[Saved entries]
---

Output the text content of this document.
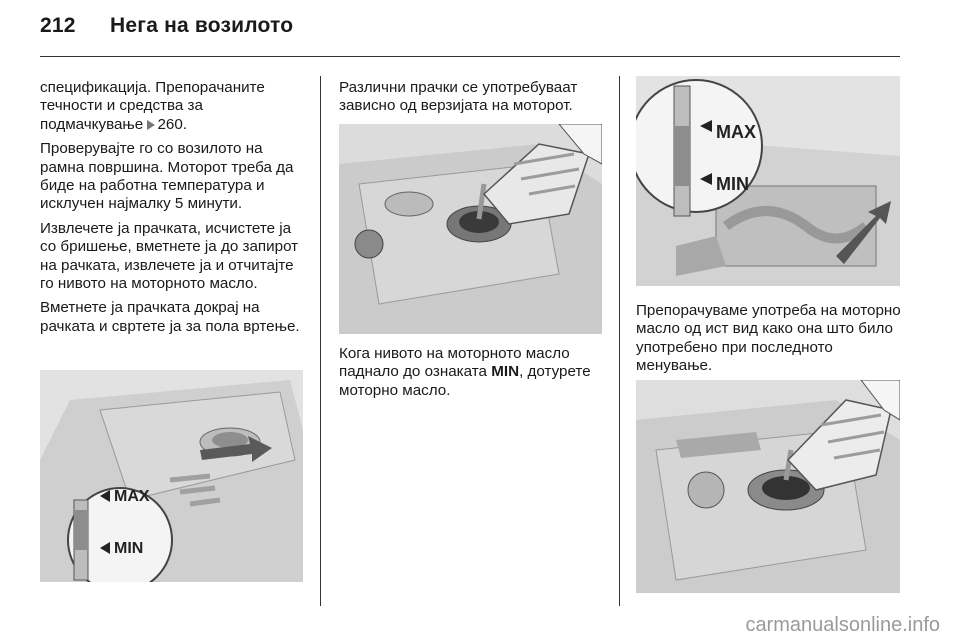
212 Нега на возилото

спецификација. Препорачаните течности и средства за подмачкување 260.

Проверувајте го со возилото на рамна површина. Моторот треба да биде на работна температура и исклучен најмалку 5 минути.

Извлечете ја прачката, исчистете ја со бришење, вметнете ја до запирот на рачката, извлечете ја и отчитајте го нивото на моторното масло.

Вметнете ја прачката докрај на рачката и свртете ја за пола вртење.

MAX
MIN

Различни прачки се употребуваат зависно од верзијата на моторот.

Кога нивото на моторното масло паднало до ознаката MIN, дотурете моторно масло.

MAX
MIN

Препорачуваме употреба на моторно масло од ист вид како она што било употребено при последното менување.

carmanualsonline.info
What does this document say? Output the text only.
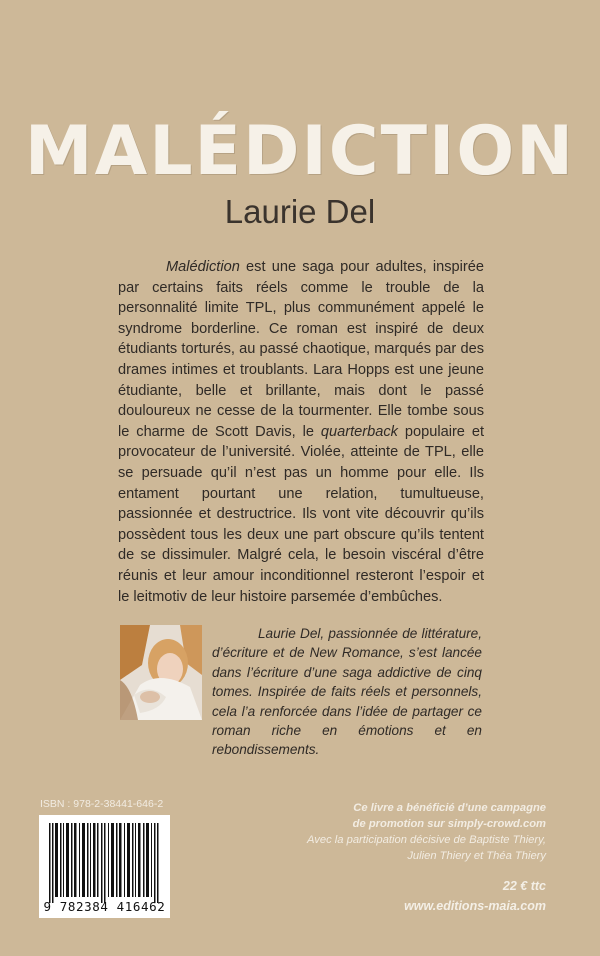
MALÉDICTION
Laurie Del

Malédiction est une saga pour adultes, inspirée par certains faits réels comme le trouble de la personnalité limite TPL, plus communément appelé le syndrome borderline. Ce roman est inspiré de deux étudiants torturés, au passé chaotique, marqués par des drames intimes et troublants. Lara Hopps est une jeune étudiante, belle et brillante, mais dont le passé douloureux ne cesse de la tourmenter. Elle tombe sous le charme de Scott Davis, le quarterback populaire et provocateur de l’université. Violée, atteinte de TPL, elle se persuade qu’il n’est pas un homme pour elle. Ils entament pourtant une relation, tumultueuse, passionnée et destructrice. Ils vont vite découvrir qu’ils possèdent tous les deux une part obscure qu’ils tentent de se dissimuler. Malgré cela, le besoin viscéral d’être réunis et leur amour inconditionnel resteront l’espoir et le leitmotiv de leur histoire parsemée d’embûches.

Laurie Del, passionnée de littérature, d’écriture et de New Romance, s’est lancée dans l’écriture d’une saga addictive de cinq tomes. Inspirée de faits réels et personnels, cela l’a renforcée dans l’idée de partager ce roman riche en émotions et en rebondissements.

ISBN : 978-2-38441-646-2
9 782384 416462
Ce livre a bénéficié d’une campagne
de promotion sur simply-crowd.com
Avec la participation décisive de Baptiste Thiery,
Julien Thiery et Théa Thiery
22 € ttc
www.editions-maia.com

---

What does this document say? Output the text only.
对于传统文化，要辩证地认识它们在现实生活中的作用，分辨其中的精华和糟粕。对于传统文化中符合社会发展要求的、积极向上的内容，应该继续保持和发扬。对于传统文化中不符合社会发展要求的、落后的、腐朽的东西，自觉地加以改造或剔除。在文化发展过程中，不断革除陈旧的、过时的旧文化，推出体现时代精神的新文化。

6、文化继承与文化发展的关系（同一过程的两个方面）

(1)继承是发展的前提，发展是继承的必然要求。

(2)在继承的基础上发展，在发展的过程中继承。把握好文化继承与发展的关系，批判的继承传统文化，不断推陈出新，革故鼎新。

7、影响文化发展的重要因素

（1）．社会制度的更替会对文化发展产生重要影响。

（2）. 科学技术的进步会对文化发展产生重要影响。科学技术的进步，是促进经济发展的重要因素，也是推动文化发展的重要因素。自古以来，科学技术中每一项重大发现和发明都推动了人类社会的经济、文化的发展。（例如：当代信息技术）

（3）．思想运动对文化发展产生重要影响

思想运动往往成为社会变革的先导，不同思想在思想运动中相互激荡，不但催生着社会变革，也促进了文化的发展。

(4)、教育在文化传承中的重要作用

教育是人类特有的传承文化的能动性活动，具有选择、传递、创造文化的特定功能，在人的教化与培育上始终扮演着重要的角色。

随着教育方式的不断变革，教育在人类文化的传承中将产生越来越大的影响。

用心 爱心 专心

---

__Required task__. Using the listing above, pick out each line that contains the word "прачката", then copy it.

__Response for this exercise__.
Извлечете ја прачката, исчистете ја со бришење, вметнете ја до запирот на рачката, извлечете ја и отчитајте го нивото на моторното масло.
Вметнете ја прачката докрај на рачката и свртете ја за пола вртење.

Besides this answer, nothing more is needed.